## SET EXERCISE
Write out the full set of records below exactly.

## PROVIDED RECORDS
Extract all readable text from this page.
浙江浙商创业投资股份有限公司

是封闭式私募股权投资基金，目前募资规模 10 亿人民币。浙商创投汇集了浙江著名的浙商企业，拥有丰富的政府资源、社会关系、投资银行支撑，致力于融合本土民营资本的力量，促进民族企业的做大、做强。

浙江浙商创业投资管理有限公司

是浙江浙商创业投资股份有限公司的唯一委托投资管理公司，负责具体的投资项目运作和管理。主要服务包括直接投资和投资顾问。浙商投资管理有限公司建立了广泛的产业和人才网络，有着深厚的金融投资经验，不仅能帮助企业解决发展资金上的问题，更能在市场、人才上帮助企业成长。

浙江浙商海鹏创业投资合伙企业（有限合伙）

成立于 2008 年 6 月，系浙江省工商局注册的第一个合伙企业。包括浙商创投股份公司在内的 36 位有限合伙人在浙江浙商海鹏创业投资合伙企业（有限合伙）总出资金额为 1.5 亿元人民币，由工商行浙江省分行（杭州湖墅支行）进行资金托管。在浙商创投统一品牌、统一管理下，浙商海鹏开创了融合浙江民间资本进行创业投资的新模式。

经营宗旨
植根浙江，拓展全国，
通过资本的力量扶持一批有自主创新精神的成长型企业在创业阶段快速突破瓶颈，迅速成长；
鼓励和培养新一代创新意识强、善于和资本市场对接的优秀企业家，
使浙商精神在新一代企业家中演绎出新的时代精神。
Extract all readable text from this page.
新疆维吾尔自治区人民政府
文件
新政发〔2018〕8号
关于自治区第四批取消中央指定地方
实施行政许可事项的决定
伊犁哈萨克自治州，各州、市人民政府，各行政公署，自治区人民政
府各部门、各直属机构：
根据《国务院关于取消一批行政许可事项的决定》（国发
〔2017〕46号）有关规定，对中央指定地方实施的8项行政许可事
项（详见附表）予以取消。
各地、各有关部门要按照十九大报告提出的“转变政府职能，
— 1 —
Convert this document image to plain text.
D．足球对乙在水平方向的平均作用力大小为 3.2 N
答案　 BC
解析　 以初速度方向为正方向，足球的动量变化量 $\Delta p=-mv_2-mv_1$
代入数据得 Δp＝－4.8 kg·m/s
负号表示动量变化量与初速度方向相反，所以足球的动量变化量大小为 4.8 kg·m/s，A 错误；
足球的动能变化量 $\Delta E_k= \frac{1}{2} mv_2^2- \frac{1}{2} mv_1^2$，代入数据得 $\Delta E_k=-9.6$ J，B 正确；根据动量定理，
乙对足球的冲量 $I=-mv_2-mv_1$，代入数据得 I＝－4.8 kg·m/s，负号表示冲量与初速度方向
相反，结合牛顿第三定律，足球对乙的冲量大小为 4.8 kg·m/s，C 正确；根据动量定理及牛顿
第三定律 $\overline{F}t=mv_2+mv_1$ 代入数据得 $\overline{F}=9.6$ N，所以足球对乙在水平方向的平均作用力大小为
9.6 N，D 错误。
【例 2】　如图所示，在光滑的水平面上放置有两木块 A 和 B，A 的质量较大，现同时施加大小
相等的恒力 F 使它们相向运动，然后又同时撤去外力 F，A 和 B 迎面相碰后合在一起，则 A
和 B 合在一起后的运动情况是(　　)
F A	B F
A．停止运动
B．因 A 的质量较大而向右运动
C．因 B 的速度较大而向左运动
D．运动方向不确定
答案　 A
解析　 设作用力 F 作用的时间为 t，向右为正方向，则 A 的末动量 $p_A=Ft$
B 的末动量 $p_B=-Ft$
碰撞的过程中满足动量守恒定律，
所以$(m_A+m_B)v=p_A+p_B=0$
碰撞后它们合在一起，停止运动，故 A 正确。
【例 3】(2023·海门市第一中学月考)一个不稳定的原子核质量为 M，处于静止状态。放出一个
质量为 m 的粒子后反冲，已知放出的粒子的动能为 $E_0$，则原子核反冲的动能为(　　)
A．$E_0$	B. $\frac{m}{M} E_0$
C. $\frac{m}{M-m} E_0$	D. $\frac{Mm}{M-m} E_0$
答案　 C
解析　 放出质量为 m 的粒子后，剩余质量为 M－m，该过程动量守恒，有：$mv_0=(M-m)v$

## WRITTEN ANSWER
Extract all readable text from this page.
浙江浙商创业投资股份有限公司

是封闭式私募股权投资基金，目前募资规模 10 亿人民币。浙商创投汇集了浙江著名的浙商企业，拥有丰富的政府资源、社会关系、投资银行支撑，致力于融合本土民营资本的力量，促进民族企业的做大、做强。

浙江浙商创业投资管理有限公司

是浙江浙商创业投资股份有限公司的唯一委托投资管理公司，负责具体的投资项目运作和管理。主要服务包括直接投资和投资顾问。浙商投资管理有限公司建立了广泛的产业和人才网络，有着深厚的金融投资经验，不仅能帮助企业解决发展资金上的问题，更能在市场、人才上帮助企业成长。

浙江浙商海鹏创业投资合伙企业（有限合伙）

成立于 2008 年 6 月，系浙江省工商局注册的第一个合伙企业。包括浙商创投股份公司在内的 36 位有限合伙人在浙江浙商海鹏创业投资合伙企业（有限合伙）总出资金额为 1.5 亿元人民币，由工商行浙江省分行（杭州湖墅支行）进行资金托管。在浙商创投统一品牌、统一管理下，浙商海鹏开创了融合浙江民间资本进行创业投资的新模式。

经营宗旨
植根浙江，拓展全国，
通过资本的力量扶持一批有自主创新精神的成长型企业在创业阶段快速突破瓶颈，迅速成长；
鼓励和培养新一代创新意识强、善于和资本市场对接的优秀企业家，
使浙商精神在新一代企业家中演绎出新的时代精神。
Extract all readable text from this page.
新疆维吾尔自治区人民政府
文件
新政发〔2018〕8号
关于自治区第四批取消中央指定地方
实施行政许可事项的决定
伊犁哈萨克自治州，各州、市人民政府，各行政公署，自治区人民政
府各部门、各直属机构：
根据《国务院关于取消一批行政许可事项的决定》（国发
〔2017〕46号）有关规定，对中央指定地方实施的8项行政许可事
项（详见附表）予以取消。
各地、各有关部门要按照十九大报告提出的“转变政府职能，
— 1 —
Convert this document image to plain text.
D．足球对乙在水平方向的平均作用力大小为 3.2 N
答案　 BC
解析　 以初速度方向为正方向，足球的动量变化量 $\Delta p=-mv_2-mv_1$
代入数据得 Δp＝－4.8 kg·m/s
负号表示动量变化量与初速度方向相反，所以足球的动量变化量大小为 4.8 kg·m/s，A 错误；
足球的动能变化量 $\Delta E_k= \frac{1}{2} mv_2^2- \frac{1}{2} mv_1^2$，代入数据得 $\Delta E_k=-9.6$ J，B 正确；根据动量定理，
乙对足球的冲量 $I=-mv_2-mv_1$，代入数据得 I＝－4.8 kg·m/s，负号表示冲量与初速度方向
相反，结合牛顿第三定律，足球对乙的冲量大小为 4.8 kg·m/s，C 正确；根据动量定理及牛顿
第三定律 $\overline{F}t=mv_2+mv_1$ 代入数据得 $\overline{F}=9.6$ N，所以足球对乙在水平方向的平均作用力大小为
9.6 N，D 错误。
【例 2】　如图所示，在光滑的水平面上放置有两木块 A 和 B，A 的质量较大，现同时施加大小
相等的恒力 F 使它们相向运动，然后又同时撤去外力 F，A 和 B 迎面相碰后合在一起，则 A
和 B 合在一起后的运动情况是(　　)
F A	B F
A．停止运动
B．因 A 的质量较大而向右运动
C．因 B 的速度较大而向左运动
D．运动方向不确定
答案　 A
解析　 设作用力 F 作用的时间为 t，向右为正方向，则 A 的末动量 $p_A=Ft$
B 的末动量 $p_B=-Ft$
碰撞的过程中满足动量守恒定律，
所以$(m_A+m_B)v=p_A+p_B=0$
碰撞后它们合在一起，停止运动，故 A 正确。
【例 3】(2023·海门市第一中学月考)一个不稳定的原子核质量为 M，处于静止状态。放出一个
质量为 m 的粒子后反冲，已知放出的粒子的动能为 $E_0$，则原子核反冲的动能为(　　)
A．$E_0$	B. $\frac{m}{M} E_0$
C. $\frac{m}{M-m} E_0$	D. $\frac{Mm}{M-m} E_0$
答案　 C
解析　 放出质量为 m 的粒子后，剩余质量为 M－m，该过程动量守恒，有：$mv_0=(M-m)v$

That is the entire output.